● Exercise description
Pick out each line of the records that includes the string "Server", and copy it.

● Dataset items

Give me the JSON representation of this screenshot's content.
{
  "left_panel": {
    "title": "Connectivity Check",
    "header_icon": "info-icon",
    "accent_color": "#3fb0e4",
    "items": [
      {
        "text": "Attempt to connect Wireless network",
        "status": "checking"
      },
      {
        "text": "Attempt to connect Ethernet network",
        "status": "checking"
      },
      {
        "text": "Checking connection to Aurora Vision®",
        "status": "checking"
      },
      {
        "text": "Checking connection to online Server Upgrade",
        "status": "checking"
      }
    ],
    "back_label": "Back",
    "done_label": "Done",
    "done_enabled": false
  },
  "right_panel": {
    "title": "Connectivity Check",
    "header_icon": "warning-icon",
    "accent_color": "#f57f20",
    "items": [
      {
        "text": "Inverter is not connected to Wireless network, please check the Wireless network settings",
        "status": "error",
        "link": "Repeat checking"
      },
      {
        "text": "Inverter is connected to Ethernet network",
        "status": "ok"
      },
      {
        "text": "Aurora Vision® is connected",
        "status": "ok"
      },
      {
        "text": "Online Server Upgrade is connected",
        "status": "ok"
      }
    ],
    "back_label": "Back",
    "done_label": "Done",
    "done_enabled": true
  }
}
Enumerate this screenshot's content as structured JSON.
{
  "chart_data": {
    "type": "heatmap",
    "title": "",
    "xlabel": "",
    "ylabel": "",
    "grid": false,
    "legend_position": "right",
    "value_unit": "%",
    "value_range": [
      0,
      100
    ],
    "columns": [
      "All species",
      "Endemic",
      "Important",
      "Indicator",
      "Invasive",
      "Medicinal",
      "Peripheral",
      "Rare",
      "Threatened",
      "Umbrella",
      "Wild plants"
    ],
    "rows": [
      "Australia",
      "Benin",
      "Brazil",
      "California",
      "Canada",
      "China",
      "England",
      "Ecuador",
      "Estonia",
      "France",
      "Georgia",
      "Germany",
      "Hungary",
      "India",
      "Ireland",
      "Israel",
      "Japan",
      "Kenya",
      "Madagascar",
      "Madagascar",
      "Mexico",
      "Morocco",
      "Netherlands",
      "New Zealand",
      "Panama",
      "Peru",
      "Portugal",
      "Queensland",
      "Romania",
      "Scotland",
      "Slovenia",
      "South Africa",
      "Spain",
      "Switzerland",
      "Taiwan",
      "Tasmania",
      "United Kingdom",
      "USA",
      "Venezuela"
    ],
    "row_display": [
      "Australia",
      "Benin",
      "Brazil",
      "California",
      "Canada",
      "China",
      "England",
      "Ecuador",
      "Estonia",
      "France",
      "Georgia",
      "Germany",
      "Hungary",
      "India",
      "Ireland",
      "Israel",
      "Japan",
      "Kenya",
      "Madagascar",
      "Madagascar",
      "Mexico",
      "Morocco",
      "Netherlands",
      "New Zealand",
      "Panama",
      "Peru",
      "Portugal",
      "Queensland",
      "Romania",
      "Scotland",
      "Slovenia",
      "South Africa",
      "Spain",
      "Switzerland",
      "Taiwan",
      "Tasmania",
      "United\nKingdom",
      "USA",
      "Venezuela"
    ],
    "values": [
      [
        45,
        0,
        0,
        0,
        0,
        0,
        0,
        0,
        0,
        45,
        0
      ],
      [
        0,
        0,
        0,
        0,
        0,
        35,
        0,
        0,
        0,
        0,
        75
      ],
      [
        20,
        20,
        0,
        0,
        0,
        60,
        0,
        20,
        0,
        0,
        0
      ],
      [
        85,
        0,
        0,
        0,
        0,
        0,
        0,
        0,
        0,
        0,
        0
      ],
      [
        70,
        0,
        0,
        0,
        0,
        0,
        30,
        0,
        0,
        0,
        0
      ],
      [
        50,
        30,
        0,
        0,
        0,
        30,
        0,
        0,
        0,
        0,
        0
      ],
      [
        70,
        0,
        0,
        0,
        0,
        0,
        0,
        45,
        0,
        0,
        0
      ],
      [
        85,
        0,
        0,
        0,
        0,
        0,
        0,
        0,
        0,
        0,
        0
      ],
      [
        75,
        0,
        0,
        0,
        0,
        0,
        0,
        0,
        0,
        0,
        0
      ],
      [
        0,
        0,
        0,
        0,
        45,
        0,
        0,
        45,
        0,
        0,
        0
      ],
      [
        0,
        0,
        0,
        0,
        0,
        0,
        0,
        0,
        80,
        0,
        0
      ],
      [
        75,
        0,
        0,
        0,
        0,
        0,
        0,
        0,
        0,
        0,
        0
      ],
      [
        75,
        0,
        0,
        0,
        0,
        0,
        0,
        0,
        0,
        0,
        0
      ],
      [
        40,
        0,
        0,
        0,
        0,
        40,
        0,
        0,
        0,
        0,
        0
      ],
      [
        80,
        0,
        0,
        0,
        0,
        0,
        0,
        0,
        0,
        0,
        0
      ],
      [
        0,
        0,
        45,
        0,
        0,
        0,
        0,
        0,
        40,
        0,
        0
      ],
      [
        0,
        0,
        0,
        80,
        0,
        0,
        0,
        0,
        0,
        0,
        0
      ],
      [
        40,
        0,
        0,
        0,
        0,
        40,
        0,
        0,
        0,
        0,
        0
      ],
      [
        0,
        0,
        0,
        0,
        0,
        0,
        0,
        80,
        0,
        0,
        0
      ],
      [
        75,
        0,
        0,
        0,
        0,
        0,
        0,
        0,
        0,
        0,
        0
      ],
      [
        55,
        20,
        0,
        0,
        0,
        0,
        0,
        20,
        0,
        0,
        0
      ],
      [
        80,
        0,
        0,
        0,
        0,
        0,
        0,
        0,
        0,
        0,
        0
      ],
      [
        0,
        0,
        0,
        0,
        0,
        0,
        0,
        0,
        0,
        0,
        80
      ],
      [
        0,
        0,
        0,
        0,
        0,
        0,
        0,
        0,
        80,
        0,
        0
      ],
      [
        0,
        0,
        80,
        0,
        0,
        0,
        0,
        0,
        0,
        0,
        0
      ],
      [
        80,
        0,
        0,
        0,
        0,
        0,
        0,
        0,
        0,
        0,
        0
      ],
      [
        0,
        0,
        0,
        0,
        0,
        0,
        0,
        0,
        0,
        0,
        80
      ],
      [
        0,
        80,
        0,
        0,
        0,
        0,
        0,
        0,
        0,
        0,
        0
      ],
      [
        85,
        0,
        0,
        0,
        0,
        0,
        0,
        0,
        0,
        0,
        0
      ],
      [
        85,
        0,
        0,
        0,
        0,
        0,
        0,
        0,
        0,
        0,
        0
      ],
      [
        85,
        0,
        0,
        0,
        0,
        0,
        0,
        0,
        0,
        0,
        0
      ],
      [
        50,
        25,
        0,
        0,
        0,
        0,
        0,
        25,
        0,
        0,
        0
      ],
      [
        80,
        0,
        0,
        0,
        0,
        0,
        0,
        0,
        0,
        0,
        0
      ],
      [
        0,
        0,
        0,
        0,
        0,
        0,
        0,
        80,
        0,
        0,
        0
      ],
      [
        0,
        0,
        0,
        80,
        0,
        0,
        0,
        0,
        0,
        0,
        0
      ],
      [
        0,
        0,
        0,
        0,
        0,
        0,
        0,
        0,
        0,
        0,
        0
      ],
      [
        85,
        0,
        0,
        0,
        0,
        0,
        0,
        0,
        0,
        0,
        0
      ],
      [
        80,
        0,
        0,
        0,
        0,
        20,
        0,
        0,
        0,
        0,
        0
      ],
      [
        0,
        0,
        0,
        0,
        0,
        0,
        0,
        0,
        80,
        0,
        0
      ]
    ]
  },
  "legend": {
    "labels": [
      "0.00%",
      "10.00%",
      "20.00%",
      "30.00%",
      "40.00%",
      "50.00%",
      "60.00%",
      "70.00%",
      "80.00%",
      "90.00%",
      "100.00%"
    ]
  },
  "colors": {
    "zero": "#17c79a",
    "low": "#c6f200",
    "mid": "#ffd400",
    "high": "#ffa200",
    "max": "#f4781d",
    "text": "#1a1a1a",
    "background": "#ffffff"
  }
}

● The reply
        "text": "Checking connection to online Server Upgrade",
        "text": "Online Server Upgrade is connected",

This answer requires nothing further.